◆ **Work required**: Check each line of the records below for the word "Australia" and copy those where it appears.

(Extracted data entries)
# # # #
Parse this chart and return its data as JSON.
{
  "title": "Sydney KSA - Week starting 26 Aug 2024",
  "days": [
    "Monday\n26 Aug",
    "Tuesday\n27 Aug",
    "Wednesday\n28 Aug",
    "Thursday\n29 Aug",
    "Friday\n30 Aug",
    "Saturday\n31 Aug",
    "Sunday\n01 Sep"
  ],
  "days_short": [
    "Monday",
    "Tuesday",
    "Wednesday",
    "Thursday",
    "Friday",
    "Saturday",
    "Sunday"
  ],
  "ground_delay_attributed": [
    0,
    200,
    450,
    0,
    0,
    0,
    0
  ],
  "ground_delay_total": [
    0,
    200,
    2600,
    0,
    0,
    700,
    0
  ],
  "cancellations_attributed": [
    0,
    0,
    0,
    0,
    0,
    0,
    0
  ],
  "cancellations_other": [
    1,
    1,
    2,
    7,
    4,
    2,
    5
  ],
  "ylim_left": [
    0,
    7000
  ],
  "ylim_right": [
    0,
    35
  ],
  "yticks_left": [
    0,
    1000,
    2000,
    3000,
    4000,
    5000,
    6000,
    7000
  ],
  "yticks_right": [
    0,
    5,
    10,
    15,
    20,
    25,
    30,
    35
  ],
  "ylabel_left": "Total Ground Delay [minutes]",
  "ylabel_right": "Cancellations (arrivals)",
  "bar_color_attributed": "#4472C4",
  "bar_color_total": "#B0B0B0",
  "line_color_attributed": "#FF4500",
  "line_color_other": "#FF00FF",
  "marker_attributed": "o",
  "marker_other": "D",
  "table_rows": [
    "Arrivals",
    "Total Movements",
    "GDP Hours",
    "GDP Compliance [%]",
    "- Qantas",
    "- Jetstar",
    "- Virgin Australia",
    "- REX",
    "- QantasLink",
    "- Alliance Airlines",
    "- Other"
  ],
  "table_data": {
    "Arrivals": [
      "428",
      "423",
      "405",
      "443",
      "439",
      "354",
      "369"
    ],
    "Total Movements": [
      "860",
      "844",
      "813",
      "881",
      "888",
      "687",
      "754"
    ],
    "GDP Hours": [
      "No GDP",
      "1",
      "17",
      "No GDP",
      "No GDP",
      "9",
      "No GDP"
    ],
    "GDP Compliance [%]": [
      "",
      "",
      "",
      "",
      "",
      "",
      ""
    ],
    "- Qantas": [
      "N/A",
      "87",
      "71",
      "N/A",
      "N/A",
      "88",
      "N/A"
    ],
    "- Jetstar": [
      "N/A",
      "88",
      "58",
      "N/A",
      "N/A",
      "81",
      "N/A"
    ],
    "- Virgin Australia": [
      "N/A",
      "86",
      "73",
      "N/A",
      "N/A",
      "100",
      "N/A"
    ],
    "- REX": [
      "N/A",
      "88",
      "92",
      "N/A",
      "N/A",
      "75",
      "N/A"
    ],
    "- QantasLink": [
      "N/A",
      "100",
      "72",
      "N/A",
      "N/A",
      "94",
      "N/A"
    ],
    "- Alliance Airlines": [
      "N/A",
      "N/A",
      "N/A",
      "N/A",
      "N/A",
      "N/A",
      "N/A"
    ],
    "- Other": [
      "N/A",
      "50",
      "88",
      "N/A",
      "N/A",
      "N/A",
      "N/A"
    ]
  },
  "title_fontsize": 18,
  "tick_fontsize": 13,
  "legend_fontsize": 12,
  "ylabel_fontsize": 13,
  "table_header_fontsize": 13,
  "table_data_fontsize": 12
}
# # # #
◆ **Right answer**:
    "- Virgin Australia",
    "- Virgin Australia": [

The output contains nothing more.